Exercise requirements –
Report back each line of the records that contains the string "subtitle".

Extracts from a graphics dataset
········
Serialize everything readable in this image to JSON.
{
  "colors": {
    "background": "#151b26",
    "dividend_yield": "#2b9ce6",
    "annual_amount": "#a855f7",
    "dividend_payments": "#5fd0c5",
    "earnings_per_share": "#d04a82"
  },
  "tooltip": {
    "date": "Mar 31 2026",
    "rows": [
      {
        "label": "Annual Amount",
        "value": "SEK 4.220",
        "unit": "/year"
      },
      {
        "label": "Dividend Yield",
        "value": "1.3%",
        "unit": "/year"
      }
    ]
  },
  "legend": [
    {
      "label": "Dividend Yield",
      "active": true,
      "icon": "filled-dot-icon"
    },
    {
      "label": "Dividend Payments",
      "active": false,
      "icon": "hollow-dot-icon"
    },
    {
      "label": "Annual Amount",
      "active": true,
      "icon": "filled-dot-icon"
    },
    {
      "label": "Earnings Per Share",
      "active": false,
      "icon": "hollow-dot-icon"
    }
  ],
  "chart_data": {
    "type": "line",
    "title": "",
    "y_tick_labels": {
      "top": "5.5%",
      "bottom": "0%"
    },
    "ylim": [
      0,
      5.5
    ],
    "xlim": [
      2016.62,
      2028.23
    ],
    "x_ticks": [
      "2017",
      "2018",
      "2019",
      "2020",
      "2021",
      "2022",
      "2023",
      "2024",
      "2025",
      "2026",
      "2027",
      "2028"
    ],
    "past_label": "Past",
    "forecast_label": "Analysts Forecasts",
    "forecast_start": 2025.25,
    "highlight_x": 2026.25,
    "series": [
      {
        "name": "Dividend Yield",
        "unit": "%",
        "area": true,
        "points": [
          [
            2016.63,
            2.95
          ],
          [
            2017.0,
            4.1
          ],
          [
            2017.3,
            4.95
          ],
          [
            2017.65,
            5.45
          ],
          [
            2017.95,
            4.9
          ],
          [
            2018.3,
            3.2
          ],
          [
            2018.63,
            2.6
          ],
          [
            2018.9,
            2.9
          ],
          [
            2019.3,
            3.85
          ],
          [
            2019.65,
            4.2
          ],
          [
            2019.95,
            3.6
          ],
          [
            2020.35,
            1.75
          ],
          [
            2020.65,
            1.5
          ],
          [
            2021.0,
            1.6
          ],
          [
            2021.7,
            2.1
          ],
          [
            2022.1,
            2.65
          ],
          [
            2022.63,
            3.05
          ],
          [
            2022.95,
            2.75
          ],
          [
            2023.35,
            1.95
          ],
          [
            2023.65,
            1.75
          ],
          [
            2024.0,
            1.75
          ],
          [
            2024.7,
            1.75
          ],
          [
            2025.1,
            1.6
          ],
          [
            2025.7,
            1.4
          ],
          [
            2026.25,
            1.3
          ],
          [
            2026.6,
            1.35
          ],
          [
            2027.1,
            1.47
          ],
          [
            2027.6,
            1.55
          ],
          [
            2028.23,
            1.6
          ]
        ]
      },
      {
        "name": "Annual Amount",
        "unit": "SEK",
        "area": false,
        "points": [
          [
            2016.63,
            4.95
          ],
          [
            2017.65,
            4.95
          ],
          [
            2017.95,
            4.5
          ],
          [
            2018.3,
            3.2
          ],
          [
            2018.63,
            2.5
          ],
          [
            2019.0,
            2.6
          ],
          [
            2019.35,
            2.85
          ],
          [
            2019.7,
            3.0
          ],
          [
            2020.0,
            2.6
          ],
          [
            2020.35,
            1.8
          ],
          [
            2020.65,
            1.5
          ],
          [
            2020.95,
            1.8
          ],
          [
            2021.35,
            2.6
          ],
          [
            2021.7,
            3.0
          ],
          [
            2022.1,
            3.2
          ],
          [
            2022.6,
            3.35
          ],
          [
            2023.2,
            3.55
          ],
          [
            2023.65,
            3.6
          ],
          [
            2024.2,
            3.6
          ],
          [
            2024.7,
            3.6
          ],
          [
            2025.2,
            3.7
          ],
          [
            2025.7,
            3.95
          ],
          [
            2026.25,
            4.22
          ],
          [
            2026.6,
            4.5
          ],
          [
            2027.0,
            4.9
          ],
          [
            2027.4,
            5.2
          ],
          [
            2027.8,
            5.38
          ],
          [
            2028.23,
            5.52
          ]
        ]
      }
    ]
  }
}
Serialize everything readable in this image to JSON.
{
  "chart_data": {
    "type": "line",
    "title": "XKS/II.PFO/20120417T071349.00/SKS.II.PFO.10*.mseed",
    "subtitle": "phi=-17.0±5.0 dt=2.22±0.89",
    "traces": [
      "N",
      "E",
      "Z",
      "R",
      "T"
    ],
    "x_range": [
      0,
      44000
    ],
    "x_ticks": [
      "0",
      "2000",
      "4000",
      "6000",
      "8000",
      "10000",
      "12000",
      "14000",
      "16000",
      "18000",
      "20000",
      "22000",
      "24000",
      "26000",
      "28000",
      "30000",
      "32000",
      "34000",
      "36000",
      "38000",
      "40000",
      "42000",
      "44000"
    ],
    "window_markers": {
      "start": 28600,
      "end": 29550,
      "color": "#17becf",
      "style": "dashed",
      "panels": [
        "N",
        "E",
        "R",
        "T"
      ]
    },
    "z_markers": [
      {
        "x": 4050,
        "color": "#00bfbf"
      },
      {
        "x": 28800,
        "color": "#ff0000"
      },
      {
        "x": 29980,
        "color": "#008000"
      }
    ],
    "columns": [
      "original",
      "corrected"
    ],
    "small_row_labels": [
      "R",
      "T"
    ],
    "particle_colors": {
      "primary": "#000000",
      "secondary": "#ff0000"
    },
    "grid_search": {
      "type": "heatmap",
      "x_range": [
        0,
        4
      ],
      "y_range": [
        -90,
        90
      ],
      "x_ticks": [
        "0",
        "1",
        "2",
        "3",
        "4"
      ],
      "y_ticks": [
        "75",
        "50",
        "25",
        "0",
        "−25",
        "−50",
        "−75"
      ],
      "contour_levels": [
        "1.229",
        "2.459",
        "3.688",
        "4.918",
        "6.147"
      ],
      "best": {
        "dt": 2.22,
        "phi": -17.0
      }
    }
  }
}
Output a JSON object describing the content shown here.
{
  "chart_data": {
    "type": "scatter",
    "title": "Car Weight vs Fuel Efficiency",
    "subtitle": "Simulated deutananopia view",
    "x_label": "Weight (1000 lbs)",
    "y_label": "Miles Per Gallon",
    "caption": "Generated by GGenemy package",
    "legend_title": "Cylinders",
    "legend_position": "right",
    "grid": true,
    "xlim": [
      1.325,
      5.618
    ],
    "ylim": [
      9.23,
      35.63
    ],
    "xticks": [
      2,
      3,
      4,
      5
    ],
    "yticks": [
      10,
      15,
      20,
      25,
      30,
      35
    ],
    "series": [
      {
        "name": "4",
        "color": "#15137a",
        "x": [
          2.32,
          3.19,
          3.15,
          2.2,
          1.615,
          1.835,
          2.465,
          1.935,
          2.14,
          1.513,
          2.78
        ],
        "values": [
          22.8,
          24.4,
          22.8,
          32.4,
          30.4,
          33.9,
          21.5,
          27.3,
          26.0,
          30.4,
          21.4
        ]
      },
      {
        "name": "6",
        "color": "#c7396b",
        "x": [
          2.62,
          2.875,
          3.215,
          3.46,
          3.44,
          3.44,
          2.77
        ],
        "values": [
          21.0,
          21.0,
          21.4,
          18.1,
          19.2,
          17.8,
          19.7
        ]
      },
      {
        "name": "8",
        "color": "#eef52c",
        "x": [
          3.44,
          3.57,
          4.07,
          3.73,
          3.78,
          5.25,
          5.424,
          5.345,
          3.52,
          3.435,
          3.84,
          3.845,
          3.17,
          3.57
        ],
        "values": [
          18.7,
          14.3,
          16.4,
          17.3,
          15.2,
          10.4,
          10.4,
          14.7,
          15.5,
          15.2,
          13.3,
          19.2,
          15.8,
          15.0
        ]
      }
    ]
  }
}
········
Solved exercise –
    "subtitle": "phi=-17.0±5.0 dt=2.22±0.89",
    "subtitle": "Simulated deutananopia view",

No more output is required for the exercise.